Begin
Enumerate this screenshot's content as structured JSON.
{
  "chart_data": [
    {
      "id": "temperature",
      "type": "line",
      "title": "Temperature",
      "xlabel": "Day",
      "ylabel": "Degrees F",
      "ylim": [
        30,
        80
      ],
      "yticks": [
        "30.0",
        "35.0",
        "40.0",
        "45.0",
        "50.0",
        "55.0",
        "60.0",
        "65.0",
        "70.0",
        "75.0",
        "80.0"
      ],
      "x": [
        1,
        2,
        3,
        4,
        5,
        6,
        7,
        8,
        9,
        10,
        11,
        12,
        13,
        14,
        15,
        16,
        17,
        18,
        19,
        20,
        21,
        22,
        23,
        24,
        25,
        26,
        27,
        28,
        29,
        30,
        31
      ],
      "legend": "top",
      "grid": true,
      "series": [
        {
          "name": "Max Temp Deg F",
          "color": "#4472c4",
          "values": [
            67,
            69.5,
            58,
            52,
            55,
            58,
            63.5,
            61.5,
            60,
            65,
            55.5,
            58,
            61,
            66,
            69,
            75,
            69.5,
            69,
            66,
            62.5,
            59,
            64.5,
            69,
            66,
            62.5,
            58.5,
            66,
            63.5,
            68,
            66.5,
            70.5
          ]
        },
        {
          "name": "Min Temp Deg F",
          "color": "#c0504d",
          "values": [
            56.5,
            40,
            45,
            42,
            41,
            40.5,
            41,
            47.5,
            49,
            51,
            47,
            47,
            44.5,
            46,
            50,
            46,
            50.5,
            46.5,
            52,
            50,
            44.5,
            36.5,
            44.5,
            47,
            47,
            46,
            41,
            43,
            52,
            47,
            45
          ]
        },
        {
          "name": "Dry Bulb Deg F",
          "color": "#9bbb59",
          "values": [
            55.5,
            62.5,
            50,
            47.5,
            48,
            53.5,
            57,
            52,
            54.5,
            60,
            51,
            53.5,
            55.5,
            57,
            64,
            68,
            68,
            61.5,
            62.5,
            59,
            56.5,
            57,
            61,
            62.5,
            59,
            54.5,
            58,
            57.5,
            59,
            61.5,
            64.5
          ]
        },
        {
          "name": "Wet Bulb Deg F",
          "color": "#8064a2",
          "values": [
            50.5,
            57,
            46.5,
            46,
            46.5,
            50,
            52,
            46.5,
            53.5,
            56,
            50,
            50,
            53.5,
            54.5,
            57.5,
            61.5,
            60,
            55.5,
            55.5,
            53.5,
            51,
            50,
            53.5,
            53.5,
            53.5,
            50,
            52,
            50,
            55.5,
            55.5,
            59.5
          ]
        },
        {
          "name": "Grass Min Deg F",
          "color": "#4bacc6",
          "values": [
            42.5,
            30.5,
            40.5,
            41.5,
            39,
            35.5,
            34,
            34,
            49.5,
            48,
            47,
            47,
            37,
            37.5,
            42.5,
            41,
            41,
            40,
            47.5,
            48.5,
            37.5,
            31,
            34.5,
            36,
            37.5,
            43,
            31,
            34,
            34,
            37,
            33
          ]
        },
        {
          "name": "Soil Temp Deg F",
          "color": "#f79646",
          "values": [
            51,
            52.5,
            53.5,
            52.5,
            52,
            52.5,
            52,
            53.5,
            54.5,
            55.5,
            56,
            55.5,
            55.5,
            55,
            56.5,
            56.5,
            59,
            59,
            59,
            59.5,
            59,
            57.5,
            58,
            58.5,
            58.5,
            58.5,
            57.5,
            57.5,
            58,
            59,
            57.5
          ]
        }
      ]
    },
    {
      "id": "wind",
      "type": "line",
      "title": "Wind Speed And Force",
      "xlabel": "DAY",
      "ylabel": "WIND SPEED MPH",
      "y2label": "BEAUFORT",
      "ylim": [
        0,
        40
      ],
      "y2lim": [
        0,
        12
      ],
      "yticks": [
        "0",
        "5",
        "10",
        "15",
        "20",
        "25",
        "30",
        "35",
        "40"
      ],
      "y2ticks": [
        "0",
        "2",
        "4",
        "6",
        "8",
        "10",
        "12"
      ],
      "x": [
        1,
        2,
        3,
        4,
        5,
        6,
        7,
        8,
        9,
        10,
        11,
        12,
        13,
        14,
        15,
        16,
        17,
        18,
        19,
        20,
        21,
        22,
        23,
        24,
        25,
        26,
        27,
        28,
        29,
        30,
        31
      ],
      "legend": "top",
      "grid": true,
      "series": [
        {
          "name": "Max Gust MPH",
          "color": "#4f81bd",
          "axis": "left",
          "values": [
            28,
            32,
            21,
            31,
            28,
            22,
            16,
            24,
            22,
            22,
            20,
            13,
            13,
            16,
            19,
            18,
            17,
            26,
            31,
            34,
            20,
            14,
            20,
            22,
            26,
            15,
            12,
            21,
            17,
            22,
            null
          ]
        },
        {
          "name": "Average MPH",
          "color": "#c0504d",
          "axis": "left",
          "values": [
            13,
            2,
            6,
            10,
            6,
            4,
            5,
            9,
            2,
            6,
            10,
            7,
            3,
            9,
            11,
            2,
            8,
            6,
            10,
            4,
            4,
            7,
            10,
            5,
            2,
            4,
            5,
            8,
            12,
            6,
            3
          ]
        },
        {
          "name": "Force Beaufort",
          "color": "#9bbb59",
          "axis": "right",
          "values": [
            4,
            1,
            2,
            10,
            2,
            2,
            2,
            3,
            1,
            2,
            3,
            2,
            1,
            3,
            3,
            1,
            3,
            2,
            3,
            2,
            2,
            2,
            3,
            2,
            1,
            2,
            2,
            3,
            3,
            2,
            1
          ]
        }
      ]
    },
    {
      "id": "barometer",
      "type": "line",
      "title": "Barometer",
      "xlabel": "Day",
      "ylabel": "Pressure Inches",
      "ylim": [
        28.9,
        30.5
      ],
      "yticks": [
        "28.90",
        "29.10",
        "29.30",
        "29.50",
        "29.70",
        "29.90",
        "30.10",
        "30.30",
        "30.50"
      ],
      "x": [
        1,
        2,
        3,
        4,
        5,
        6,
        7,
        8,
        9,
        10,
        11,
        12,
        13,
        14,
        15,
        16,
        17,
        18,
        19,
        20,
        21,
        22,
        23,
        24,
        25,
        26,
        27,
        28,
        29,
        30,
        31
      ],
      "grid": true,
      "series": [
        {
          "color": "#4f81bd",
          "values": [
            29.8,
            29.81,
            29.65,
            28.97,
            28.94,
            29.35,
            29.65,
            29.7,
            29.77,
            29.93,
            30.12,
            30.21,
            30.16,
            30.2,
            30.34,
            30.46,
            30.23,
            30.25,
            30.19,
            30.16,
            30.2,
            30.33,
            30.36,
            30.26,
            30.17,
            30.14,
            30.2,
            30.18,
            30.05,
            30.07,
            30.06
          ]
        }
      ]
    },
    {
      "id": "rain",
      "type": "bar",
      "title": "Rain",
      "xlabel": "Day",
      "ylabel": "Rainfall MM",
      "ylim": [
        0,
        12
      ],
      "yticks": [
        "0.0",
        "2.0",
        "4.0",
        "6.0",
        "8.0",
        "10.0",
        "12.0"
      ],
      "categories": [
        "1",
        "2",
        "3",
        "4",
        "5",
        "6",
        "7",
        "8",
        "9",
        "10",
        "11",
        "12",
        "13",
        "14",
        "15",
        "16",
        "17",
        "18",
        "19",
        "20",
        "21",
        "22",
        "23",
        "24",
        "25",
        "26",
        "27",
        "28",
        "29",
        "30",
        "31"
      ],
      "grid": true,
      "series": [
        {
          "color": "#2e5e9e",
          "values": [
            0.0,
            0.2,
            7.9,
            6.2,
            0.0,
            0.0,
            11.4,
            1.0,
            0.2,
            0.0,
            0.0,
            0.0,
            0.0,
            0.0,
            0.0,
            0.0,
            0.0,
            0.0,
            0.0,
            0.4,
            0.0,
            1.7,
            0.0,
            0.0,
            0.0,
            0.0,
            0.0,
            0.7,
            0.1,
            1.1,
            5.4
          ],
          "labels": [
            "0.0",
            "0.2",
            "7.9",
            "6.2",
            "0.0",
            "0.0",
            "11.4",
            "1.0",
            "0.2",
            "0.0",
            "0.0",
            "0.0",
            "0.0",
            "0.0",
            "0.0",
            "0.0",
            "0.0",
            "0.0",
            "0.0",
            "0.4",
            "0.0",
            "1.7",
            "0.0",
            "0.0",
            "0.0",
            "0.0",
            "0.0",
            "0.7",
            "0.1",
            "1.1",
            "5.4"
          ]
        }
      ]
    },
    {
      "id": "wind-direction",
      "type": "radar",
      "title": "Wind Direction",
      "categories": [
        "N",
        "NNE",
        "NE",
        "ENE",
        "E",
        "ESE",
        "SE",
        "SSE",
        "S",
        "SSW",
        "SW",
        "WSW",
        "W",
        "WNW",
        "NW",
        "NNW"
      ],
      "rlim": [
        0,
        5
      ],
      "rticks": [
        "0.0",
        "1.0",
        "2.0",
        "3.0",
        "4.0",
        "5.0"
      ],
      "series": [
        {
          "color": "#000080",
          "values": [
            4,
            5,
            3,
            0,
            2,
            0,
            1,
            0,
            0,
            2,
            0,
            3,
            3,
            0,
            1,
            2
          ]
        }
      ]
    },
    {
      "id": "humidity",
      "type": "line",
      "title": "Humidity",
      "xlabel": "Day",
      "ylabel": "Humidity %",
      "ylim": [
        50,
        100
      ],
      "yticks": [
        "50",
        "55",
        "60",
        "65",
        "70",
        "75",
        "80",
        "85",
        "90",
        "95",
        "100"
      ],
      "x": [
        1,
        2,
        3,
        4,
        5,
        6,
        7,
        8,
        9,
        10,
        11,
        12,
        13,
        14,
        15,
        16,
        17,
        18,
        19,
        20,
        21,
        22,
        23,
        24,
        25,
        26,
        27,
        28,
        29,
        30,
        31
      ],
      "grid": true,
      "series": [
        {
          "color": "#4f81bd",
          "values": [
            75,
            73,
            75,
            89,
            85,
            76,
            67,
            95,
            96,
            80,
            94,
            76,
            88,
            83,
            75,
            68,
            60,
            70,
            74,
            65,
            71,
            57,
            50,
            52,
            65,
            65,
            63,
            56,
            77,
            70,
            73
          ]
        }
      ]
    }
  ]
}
End
Calculate how many lines of the material include the string "Bulb", and state that number by itself.

#### Solution:
2